(Dataset excerpt)
______________________________

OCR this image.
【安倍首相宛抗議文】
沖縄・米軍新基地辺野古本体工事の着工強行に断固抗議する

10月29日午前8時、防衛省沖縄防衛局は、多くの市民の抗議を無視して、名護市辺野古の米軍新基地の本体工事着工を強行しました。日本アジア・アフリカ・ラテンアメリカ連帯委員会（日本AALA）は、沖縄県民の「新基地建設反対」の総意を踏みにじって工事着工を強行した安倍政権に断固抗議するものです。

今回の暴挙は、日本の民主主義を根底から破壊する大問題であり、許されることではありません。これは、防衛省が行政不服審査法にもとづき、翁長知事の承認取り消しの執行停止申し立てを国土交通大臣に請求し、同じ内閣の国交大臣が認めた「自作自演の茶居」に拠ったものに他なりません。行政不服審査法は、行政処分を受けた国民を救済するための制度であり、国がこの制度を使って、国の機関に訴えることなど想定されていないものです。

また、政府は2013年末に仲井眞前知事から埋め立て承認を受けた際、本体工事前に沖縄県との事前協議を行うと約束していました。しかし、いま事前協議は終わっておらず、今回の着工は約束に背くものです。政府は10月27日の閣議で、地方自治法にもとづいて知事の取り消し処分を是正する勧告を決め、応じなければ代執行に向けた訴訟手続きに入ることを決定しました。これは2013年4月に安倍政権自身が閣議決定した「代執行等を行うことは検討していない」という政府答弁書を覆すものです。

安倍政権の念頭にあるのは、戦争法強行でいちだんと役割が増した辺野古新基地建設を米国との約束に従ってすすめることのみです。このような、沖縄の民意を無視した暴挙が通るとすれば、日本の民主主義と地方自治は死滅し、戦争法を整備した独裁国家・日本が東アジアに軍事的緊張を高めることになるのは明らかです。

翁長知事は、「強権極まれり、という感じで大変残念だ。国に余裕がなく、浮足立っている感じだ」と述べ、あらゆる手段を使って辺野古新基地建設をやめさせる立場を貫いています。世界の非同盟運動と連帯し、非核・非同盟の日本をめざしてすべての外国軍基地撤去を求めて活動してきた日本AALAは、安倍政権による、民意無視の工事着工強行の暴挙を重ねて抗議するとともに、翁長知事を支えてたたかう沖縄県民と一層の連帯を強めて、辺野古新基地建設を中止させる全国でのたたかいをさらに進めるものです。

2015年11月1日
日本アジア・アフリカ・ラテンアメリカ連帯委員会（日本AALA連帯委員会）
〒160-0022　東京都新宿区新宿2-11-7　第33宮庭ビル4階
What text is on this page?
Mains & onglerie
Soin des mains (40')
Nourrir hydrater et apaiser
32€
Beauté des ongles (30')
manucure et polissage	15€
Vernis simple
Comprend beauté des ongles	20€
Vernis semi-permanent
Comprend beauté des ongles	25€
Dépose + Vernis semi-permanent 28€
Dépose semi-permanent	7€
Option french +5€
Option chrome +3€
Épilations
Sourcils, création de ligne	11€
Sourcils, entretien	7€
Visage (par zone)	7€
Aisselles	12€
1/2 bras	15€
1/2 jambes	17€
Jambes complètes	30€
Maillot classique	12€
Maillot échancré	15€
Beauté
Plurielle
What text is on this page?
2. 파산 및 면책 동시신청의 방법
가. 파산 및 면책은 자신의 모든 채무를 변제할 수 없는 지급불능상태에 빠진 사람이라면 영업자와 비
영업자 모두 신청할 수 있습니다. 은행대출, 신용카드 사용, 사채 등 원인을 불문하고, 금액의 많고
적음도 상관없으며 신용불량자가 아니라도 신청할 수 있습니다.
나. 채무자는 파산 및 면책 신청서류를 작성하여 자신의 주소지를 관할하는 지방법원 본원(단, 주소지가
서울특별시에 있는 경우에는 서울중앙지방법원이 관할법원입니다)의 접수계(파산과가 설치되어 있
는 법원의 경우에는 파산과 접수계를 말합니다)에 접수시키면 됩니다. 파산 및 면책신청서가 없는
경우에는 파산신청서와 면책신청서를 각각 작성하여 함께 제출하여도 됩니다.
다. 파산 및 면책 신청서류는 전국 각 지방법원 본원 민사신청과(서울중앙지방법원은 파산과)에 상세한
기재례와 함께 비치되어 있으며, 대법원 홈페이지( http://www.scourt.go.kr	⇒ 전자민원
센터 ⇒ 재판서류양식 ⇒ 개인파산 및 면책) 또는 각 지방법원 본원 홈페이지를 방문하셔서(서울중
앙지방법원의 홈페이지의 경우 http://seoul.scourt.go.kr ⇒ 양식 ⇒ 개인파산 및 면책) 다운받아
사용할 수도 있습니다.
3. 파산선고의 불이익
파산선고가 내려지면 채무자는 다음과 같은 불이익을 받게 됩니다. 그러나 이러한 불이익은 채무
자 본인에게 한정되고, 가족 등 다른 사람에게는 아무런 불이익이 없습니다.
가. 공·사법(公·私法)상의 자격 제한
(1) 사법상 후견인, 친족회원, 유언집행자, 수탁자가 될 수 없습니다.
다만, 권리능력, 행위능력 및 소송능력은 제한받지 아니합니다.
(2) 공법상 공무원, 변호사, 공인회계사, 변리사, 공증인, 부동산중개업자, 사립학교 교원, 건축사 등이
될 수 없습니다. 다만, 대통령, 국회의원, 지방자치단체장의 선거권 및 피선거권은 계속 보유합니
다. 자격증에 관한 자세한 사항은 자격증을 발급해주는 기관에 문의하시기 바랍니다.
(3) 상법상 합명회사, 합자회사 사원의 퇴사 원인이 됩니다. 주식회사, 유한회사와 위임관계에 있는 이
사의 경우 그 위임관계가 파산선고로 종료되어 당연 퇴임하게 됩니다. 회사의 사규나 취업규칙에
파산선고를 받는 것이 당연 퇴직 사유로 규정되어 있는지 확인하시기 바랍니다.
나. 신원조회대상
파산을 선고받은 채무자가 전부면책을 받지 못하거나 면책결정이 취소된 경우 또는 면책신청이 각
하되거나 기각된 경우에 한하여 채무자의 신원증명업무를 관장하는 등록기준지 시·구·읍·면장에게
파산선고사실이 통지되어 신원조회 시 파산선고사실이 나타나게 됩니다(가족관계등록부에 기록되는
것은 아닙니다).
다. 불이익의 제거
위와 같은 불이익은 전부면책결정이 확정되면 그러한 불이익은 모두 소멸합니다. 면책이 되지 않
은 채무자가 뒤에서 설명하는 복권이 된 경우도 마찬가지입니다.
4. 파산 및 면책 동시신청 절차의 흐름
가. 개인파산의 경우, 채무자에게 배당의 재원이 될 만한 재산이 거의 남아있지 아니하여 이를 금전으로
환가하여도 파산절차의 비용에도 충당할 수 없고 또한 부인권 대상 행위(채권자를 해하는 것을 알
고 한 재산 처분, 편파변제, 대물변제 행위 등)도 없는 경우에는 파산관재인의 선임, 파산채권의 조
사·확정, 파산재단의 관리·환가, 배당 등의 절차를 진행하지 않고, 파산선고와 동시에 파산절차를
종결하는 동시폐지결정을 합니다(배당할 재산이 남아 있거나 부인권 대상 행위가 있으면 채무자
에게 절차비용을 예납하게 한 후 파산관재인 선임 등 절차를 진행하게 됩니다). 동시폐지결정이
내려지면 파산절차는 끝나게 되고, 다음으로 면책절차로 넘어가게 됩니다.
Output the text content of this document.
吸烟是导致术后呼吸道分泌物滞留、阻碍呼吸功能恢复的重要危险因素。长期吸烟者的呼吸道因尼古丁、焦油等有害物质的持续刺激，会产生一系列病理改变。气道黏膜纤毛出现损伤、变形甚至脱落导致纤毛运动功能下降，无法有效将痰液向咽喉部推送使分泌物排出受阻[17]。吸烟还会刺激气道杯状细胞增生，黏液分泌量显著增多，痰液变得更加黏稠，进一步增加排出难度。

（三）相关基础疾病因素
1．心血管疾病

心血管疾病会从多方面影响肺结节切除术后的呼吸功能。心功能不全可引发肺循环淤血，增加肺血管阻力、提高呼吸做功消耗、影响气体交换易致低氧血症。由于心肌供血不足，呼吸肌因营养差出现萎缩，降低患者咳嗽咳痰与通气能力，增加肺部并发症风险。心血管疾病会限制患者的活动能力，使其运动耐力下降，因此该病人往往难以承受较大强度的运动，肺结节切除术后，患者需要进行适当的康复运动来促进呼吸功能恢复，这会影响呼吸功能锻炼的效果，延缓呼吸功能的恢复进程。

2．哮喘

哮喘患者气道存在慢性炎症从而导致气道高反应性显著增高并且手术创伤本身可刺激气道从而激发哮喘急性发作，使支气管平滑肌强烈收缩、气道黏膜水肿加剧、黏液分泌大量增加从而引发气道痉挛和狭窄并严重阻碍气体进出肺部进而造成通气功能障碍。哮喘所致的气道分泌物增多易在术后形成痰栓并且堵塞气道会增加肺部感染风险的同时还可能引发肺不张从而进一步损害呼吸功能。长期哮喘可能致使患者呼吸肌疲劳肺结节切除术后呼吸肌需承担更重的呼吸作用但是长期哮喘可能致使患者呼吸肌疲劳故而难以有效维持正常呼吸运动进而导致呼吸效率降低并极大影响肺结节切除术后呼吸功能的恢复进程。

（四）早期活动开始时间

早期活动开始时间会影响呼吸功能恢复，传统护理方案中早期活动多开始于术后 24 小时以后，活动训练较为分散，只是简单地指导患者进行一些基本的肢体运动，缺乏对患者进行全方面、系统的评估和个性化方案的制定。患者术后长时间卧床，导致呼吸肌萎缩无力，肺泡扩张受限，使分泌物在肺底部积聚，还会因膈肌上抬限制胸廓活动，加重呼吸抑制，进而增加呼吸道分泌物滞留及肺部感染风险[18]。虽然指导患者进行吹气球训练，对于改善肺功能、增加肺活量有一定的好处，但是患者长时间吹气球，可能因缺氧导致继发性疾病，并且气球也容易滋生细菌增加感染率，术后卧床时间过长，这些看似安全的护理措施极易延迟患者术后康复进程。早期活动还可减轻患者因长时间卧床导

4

______________________________

● **Set exercise**: Your answer should be only the number of lines that hold the word "Sourcils".

● **Response to this task**: 2